Voti, pagelle, note, urla, verifiche: esiste tutto questo nella scuola in ospedale?
“Cerchiamo di mantenere intatto, della scuola tradizionale, tutto quello che si può. Riguardo alle valutazioni, per esempio, non sarebbe corretto né a livello didattico né a livello pedagogico gonfiare i voti. Mi è capitato, dopo aver dato un nove o un dieci davanti a compiti perfetti, sentirmi dire dall’alunno se il voto era meritato o se l’avevo messo per pietà”.
Quando si finisce di lavorare e si torna a casa, si stacca la spina?
“A volte sì, altre no. All’inizio di questa esperienza non riuscivo, mi chiudevo in me stessa. Poi, con l’aiuto dei medici e degli psicoterapeuti, poco a poco ho ripreso possesso della mia vita: ho un marito, una casa, molti interessi. Amo andare alle mostre, a teatro, allo stadio. A un tratto ho capito che non avrebbe avuto senso rinunciare. Mi sento quotidianamente con i ragazzi, sia su Facebook che con WhatsApp, ma il più delle volte provo a sconnettere cervello e anima dai loro problemi. Che sono anche i miei”.
Come insegnanti ci si sente in un altro mondo rispetto ai colleghi che sono fuori?
“No, mi sento come loro. La differenza la fa l’impatto psicologico che su di noi ha la situazione nella quale insegniamo. Le prime volte ero impressionata dal numero di bandane che vedevo in testa agli alunni. Per questo dico che questo mestiere non fa per tutti: serve umanità, forza d’animo e spirito di volontariato. Io inizio alle nove la mattina ma è capitato di arrivare un’ora e mezza prima perché il mio alunno doveva iniziare la chemio e voleva riuscire a fare lezione prima”.
In che condizioni insegna?
“Se i ragazzi possono, ci mettiamo al tavolo. Altrimenti loro rimangono a letto e noi insegnanti ci sediamo accanto. Se hanno le difese immunitarie molto basse, ci bardiamo dalla testa ai piedi con mascherine, camici e calzari. Dal modo in cui i medici ci dicono di vestirci, capiamo quali sono i valori dell’alunno in quel momento”.
E con i genitori, alle prese con un dolore tanto grande, che rapporto si crea?
“Sono in genere felicissimi del fatto che noi docenti portiamo la scuola in ospedale. Si crea un rapporto di intimità, che spesso travalica il nostro ruolo: con le buone o le cattive notizie, siamo in genere gli unici che si ritrovano cinque minuti da dedicare loro per un abbraccio, uno sfogo”.
Scuola fa rima con futuro: come si fa a mantenere il senso di quel che sarà con ragazzi che, magari, sono condannati a morire?
“La scuola è per definizione terapeutica, la scuola cura. Il nostro dovere è mantenere il senso del domani anche nella consapevolezza che un alunno ha pochi mesi di vita davanti. Ho preparato una ragazza per l’esame di maturità pur sapendo che le mancava una settimana: nella convinzione di voler dare l’esame, lei era sicura che non sarebbe morta. Se studio, pensava, ce la farò. I ragazzi con il cancro si aggrappano a tutto, con le unghie e con i denti. La scuola è la speranza, è la finestra sul mondo”.
La copertina del libro è stata disegnata da Ester Cristofori, l’alunna di Daniela Di Fiore che l’anno scorso si è diplomata al liceo artistico dopo cinque anni avanti e indietro per l’oncologia pediatrica del Gemelli. Ester è una di quelle che ce l’hanno fatta.

□ □ □

Puoi trasformare in un elenco puntato il paragrafo dell'intervista sulla scuola in ospedale che inizia con «Se i ragazzi possono», conservandone i fatti principali? Il materiale non ha alcun ruolo in questo compito.

### Materiale fornito
□ □ □

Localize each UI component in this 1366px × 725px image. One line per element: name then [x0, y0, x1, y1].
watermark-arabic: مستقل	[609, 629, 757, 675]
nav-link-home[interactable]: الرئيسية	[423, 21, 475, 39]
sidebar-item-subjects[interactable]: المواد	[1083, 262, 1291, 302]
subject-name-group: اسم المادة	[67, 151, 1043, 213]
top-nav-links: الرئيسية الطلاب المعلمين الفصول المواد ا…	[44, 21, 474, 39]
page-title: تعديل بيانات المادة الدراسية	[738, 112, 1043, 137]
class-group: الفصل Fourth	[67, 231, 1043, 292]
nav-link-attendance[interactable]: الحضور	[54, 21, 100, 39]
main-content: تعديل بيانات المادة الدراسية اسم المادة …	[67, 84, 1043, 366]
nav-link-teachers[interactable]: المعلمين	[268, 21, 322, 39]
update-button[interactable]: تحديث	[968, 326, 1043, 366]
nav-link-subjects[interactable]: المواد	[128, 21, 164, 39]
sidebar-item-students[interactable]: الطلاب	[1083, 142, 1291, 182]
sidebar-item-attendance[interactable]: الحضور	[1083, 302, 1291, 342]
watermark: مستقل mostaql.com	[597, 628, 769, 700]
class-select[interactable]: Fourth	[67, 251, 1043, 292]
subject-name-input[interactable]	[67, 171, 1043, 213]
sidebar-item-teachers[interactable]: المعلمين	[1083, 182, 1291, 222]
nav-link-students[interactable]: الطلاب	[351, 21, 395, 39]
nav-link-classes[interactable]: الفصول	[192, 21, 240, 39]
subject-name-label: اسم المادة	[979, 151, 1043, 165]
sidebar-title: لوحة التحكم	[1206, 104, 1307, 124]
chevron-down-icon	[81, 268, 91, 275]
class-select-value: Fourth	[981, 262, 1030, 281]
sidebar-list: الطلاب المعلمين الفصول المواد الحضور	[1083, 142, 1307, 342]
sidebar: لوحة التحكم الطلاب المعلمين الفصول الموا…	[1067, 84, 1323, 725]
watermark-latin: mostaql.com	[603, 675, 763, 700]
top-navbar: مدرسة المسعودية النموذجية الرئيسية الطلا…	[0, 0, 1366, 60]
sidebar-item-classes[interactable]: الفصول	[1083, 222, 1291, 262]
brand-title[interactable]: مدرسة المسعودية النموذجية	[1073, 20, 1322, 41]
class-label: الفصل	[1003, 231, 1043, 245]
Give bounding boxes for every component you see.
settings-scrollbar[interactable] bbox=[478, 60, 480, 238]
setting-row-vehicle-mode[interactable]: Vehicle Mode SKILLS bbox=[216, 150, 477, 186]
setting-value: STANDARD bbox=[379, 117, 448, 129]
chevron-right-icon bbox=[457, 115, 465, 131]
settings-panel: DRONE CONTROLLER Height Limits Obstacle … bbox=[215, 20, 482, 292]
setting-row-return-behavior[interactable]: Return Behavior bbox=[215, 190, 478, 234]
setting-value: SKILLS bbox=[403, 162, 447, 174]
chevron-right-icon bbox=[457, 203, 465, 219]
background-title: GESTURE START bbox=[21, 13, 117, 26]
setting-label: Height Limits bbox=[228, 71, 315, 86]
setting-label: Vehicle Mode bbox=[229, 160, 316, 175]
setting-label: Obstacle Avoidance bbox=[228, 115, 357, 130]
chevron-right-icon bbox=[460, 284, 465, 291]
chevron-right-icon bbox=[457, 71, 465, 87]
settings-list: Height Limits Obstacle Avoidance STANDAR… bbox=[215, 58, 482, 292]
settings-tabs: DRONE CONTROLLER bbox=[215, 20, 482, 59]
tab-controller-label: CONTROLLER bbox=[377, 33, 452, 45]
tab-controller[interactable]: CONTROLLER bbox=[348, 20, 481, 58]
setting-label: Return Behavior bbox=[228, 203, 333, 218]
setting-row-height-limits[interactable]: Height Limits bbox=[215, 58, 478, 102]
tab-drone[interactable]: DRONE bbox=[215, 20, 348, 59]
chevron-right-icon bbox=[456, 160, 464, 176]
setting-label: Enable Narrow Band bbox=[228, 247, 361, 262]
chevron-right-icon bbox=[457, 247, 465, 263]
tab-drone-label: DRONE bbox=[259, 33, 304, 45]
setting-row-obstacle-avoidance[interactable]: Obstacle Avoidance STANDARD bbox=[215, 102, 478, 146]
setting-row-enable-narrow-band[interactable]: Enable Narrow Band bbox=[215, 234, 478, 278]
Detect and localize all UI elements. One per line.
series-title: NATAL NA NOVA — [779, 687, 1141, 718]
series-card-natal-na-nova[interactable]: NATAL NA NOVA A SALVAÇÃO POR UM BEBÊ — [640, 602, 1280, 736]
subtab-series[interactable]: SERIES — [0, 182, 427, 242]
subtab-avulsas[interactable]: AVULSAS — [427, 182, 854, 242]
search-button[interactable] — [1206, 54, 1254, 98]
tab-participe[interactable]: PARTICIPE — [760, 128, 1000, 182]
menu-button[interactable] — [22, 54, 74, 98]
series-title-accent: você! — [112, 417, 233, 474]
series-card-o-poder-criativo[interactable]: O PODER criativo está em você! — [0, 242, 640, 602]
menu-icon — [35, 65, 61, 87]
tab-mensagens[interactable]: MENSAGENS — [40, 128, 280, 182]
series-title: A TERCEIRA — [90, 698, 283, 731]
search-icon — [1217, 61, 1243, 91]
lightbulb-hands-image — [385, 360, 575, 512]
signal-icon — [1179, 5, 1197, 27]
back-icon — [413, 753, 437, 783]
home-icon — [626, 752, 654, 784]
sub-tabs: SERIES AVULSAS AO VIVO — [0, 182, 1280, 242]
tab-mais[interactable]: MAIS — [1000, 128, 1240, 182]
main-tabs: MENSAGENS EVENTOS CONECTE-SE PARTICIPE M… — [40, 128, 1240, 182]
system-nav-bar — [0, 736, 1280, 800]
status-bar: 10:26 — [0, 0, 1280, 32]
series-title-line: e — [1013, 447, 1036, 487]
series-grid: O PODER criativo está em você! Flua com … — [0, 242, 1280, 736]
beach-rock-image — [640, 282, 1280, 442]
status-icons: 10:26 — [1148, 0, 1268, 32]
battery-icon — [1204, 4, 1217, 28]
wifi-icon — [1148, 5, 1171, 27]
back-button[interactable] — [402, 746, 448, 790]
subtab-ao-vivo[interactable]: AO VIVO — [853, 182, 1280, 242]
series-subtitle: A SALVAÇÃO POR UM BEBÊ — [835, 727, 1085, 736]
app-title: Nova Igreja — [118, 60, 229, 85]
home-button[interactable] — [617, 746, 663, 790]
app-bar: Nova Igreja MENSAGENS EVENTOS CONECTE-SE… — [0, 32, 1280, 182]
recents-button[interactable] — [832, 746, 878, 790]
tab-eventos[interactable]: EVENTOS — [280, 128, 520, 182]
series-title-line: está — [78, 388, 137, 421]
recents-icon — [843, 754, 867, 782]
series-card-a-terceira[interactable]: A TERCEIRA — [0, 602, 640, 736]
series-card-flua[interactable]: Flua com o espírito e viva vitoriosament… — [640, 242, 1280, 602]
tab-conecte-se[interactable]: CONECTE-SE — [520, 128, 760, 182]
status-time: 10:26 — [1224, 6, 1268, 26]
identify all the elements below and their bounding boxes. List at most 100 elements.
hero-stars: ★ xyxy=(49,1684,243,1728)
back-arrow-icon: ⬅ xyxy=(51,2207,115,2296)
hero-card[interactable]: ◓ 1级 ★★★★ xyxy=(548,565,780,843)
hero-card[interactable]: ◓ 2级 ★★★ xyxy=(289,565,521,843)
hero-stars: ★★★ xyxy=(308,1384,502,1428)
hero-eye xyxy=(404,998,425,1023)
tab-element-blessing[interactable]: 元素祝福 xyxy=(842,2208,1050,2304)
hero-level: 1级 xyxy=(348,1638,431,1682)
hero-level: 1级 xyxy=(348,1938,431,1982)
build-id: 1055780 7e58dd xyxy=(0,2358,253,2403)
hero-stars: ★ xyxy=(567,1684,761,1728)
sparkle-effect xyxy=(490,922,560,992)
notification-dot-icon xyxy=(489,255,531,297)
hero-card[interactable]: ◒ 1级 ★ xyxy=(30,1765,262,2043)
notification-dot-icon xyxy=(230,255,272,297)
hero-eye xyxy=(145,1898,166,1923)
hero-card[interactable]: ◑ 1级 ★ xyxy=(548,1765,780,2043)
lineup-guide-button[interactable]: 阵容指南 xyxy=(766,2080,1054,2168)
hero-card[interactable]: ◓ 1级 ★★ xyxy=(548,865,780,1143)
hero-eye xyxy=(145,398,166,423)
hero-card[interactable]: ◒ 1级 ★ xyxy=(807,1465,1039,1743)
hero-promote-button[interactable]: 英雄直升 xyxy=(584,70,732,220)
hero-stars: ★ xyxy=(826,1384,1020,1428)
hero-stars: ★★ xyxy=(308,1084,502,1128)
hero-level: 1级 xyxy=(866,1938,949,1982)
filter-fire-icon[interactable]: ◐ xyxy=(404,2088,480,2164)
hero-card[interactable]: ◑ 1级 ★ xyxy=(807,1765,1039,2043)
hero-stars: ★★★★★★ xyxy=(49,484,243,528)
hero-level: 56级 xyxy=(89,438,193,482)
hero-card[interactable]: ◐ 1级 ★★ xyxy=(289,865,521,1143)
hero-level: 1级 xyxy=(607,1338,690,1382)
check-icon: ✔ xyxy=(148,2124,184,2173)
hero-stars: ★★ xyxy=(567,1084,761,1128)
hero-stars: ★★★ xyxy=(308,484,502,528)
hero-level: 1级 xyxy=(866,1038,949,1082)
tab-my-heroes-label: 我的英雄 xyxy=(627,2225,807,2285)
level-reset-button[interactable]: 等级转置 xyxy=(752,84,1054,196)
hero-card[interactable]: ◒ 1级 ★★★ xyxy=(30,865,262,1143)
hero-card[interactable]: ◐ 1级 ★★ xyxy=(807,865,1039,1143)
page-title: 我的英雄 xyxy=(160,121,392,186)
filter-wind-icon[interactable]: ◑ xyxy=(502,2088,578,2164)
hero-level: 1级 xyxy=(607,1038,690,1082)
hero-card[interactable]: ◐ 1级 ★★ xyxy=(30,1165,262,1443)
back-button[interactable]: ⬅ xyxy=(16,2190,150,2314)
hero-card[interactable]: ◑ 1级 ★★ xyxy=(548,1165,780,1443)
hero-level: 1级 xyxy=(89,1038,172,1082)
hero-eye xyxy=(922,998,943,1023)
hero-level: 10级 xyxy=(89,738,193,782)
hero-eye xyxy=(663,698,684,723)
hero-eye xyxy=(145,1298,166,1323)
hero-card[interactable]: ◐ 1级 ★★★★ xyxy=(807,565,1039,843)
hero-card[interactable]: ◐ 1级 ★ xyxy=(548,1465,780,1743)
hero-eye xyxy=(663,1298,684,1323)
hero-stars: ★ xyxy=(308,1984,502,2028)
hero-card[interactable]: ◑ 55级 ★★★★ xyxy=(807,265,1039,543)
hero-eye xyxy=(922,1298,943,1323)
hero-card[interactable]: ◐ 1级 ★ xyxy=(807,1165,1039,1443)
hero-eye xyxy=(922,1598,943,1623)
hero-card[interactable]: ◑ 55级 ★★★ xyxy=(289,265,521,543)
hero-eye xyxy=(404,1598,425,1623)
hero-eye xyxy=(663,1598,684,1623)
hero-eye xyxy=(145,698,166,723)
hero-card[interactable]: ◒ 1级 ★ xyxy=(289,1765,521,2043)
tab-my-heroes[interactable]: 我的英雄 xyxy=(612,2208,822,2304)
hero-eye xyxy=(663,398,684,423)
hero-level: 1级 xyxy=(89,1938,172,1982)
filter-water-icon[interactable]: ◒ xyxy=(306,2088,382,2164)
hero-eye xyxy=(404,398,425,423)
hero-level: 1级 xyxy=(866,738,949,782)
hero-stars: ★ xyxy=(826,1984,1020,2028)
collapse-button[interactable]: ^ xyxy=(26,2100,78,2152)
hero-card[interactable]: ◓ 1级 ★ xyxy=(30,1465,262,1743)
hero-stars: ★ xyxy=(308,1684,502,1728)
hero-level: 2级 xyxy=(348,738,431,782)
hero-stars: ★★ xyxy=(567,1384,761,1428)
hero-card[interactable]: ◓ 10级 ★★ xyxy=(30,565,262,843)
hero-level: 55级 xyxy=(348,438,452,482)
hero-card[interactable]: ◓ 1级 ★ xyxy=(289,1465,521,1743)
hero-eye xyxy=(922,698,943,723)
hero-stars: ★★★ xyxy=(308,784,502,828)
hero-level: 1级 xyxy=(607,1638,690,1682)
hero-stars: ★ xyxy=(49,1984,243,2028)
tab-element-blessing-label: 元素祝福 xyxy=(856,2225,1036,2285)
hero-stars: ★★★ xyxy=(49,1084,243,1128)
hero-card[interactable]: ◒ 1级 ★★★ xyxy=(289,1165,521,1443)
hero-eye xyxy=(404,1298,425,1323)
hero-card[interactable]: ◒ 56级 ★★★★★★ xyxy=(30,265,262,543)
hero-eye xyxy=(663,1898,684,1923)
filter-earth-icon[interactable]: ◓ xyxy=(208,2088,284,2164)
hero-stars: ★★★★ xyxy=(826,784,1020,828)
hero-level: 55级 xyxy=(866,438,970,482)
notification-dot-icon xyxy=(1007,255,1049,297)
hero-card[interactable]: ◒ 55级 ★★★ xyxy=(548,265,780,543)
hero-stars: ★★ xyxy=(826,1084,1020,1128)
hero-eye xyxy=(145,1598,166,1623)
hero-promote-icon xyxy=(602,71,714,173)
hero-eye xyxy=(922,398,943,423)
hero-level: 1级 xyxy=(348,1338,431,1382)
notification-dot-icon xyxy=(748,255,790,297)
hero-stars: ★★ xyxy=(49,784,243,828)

□ □ □

### Risposta
- Se gli alunni possono, si lavora al tavolo.
- Altrimenti gli alunni restano a letto e gli insegnanti si siedono accanto a loro.
- Se gli alunni hanno le difese immunitarie molto basse, gli insegnanti si coprono dalla testa ai piedi con mascherine, camici e calzari.
- Dal modo in cui i medici dicono loro di vestirsi, gli insegnanti capiscono quali sono i valori dell'alunno in quel momento.